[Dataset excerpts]
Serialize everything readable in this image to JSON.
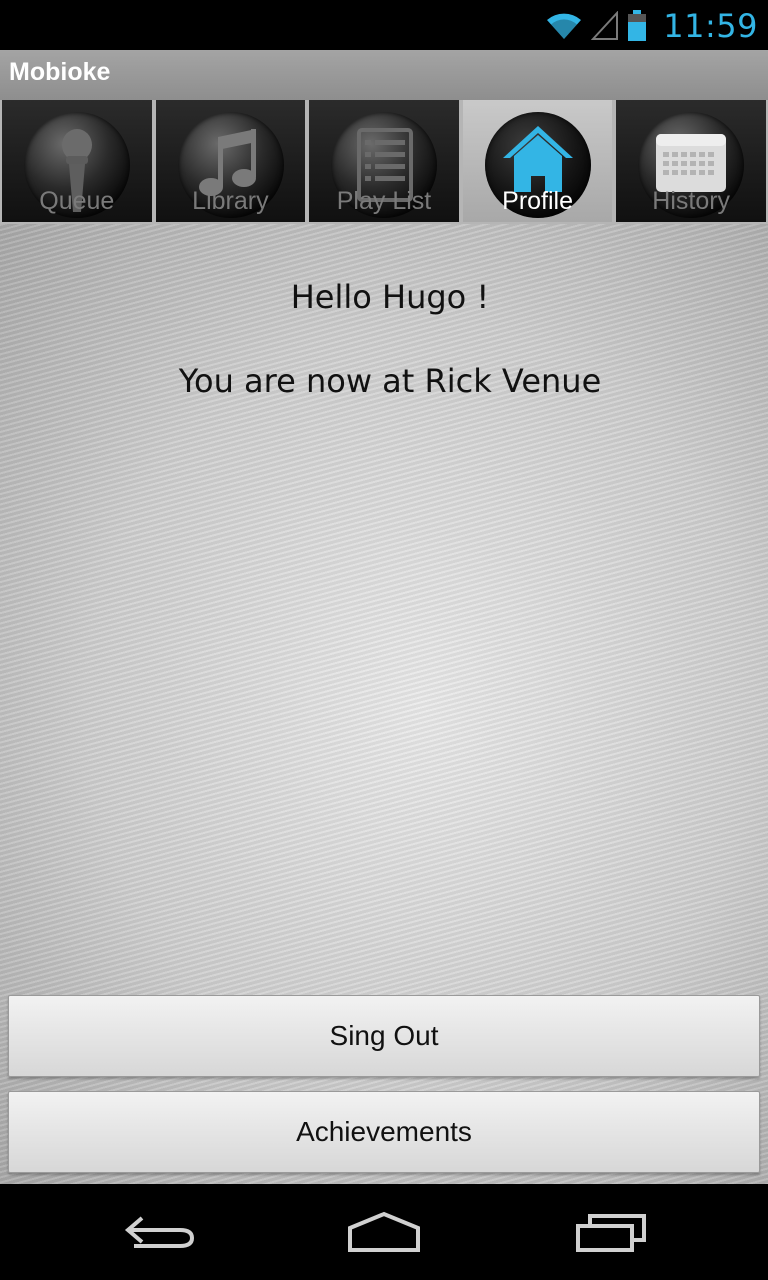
{
  "status_bar": {
    "time": "11:59"
  },
  "action_bar": {
    "title": "Mobioke"
  },
  "tabs": [
    {
      "label": "Queue",
      "icon": "microphone-icon",
      "selected": false
    },
    {
      "label": "Library",
      "icon": "music-note-icon",
      "selected": false
    },
    {
      "label": "Play List",
      "icon": "list-icon",
      "selected": false
    },
    {
      "label": "Profile",
      "icon": "home-icon",
      "selected": true
    },
    {
      "label": "History",
      "icon": "calendar-icon",
      "selected": false
    }
  ],
  "content": {
    "greeting": "Hello Hugo !",
    "venue": "You are now at Rick Venue"
  },
  "buttons": {
    "sing_out": "Sing Out",
    "achievements": "Achievements"
  },
  "colors": {
    "accent": "#33b5e5",
    "action_bar": "#9a9a9a"
  }
}
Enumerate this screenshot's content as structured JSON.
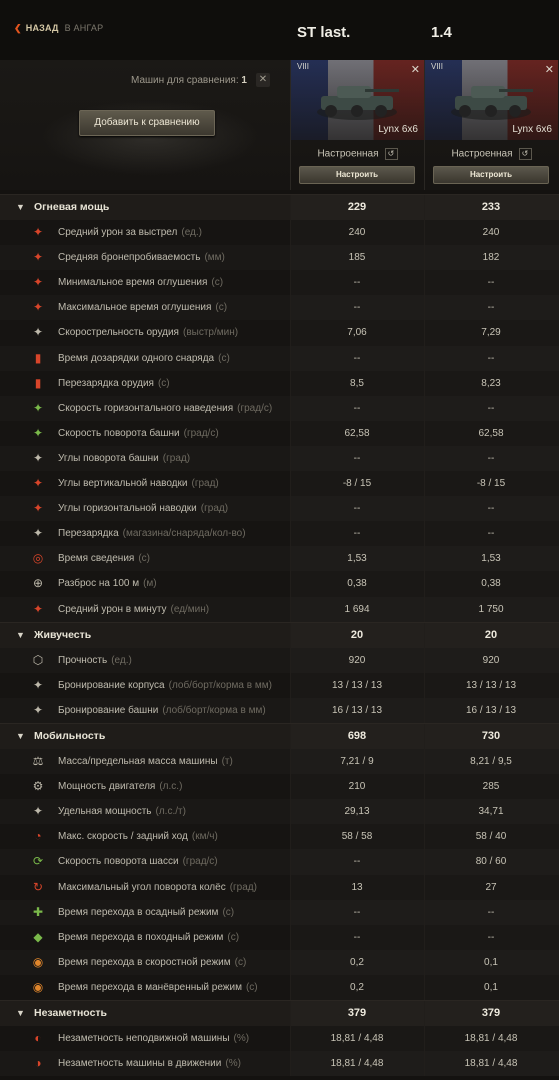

[Task] Track down every line with the word "this" and copy it.

[Final answer]
Serialize everything readable in this image to JSON.
Enumerate this screenshot's content as structured JSON.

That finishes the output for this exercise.